Stored data entries
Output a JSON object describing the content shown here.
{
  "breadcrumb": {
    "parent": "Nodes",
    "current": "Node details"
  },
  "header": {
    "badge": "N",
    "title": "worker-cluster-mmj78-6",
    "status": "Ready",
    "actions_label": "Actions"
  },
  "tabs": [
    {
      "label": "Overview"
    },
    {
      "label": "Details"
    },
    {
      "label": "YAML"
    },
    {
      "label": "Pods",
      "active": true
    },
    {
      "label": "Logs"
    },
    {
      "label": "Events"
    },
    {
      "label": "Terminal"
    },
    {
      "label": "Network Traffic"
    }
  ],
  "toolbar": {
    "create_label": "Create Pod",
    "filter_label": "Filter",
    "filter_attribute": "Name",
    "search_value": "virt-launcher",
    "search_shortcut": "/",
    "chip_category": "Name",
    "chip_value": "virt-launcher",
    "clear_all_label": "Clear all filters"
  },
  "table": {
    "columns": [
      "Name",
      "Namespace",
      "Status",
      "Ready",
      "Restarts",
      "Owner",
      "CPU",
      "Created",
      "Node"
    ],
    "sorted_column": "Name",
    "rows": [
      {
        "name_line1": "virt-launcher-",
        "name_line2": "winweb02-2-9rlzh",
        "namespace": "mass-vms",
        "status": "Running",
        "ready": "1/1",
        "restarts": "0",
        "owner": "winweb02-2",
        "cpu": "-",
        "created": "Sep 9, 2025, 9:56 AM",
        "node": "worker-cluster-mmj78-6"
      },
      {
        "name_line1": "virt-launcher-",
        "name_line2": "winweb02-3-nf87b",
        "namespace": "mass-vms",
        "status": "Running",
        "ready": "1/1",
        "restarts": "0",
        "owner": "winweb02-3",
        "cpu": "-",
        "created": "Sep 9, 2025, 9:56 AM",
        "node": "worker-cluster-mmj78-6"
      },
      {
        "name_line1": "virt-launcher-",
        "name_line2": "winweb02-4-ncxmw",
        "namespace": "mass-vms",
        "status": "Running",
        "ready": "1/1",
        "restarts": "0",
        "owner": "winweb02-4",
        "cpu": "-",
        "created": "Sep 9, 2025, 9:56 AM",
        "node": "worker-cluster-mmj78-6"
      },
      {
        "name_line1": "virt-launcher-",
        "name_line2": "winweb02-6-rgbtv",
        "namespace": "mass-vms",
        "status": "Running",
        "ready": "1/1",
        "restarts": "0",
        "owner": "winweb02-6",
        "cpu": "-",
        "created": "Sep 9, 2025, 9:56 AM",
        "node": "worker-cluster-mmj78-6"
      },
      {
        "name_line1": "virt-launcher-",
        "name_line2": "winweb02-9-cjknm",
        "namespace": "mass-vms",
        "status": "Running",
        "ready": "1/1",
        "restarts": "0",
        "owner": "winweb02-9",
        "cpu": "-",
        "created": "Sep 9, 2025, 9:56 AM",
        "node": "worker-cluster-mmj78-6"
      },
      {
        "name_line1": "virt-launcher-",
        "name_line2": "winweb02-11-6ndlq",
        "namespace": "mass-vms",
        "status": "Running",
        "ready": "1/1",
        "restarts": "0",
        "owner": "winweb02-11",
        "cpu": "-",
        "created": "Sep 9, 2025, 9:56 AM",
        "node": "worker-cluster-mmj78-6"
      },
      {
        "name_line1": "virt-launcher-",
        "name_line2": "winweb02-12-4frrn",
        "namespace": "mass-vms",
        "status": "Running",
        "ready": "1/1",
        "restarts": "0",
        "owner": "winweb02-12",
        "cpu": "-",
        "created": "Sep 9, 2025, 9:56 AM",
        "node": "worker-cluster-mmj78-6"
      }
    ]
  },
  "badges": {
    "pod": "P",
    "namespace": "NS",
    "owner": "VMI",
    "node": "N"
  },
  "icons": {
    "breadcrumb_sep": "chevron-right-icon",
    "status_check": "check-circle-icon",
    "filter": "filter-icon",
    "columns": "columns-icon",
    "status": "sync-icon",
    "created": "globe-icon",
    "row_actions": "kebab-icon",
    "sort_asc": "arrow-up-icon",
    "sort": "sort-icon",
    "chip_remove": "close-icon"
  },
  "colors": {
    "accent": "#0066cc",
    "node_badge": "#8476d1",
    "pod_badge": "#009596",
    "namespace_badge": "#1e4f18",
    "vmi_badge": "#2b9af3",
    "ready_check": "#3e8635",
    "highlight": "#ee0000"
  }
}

#### WHAT YOU HAVE TO DO
Print every record above exactly as written.

#### PROBLEM SOLUTION
Output a JSON object describing the content shown here.
{
  "breadcrumb": {
    "parent": "Nodes",
    "current": "Node details"
  },
  "header": {
    "badge": "N",
    "title": "worker-cluster-mmj78-6",
    "status": "Ready",
    "actions_label": "Actions"
  },
  "tabs": [
    {
      "label": "Overview"
    },
    {
      "label": "Details"
    },
    {
      "label": "YAML"
    },
    {
      "label": "Pods",
      "active": true
    },
    {
      "label": "Logs"
    },
    {
      "label": "Events"
    },
    {
      "label": "Terminal"
    },
    {
      "label": "Network Traffic"
    }
  ],
  "toolbar": {
    "create_label": "Create Pod",
    "filter_label": "Filter",
    "filter_attribute": "Name",
    "search_value": "virt-launcher",
    "search_shortcut": "/",
    "chip_category": "Name",
    "chip_value": "virt-launcher",
    "clear_all_label": "Clear all filters"
  },
  "table": {
    "columns": [
      "Name",
      "Namespace",
      "Status",
      "Ready",
      "Restarts",
      "Owner",
      "CPU",
      "Created",
      "Node"
    ],
    "sorted_column": "Name",
    "rows": [
      {
        "name_line1": "virt-launcher-",
        "name_line2": "winweb02-2-9rlzh",
        "namespace": "mass-vms",
        "status": "Running",
        "ready": "1/1",
        "restarts": "0",
        "owner": "winweb02-2",
        "cpu": "-",
        "created": "Sep 9, 2025, 9:56 AM",
        "node": "worker-cluster-mmj78-6"
      },
      {
        "name_line1": "virt-launcher-",
        "name_line2": "winweb02-3-nf87b",
        "namespace": "mass-vms",
        "status": "Running",
        "ready": "1/1",
        "restarts": "0",
        "owner": "winweb02-3",
        "cpu": "-",
        "created": "Sep 9, 2025, 9:56 AM",
        "node": "worker-cluster-mmj78-6"
      },
      {
        "name_line1": "virt-launcher-",
        "name_line2": "winweb02-4-ncxmw",
        "namespace": "mass-vms",
        "status": "Running",
        "ready": "1/1",
        "restarts": "0",
        "owner": "winweb02-4",
        "cpu": "-",
        "created": "Sep 9, 2025, 9:56 AM",
        "node": "worker-cluster-mmj78-6"
      },
      {
        "name_line1": "virt-launcher-",
        "name_line2": "winweb02-6-rgbtv",
        "namespace": "mass-vms",
        "status": "Running",
        "ready": "1/1",
        "restarts": "0",
        "owner": "winweb02-6",
        "cpu": "-",
        "created": "Sep 9, 2025, 9:56 AM",
        "node": "worker-cluster-mmj78-6"
      },
      {
        "name_line1": "virt-launcher-",
        "name_line2": "winweb02-9-cjknm",
        "namespace": "mass-vms",
        "status": "Running",
        "ready": "1/1",
        "restarts": "0",
        "owner": "winweb02-9",
        "cpu": "-",
        "created": "Sep 9, 2025, 9:56 AM",
        "node": "worker-cluster-mmj78-6"
      },
      {
        "name_line1": "virt-launcher-",
        "name_line2": "winweb02-11-6ndlq",
        "namespace": "mass-vms",
        "status": "Running",
        "ready": "1/1",
        "restarts": "0",
        "owner": "winweb02-11",
        "cpu": "-",
        "created": "Sep 9, 2025, 9:56 AM",
        "node": "worker-cluster-mmj78-6"
      },
      {
        "name_line1": "virt-launcher-",
        "name_line2": "winweb02-12-4frrn",
        "namespace": "mass-vms",
        "status": "Running",
        "ready": "1/1",
        "restarts": "0",
        "owner": "winweb02-12",
        "cpu": "-",
        "created": "Sep 9, 2025, 9:56 AM",
        "node": "worker-cluster-mmj78-6"
      }
    ]
  },
  "badges": {
    "pod": "P",
    "namespace": "NS",
    "owner": "VMI",
    "node": "N"
  },
  "icons": {
    "breadcrumb_sep": "chevron-right-icon",
    "status_check": "check-circle-icon",
    "filter": "filter-icon",
    "columns": "columns-icon",
    "status": "sync-icon",
    "created": "globe-icon",
    "row_actions": "kebab-icon",
    "sort_asc": "arrow-up-icon",
    "sort": "sort-icon",
    "chip_remove": "close-icon"
  },
  "colors": {
    "accent": "#0066cc",
    "node_badge": "#8476d1",
    "pod_badge": "#009596",
    "namespace_badge": "#1e4f18",
    "vmi_badge": "#2b9af3",
    "ready_check": "#3e8635",
    "highlight": "#ee0000"
  }
}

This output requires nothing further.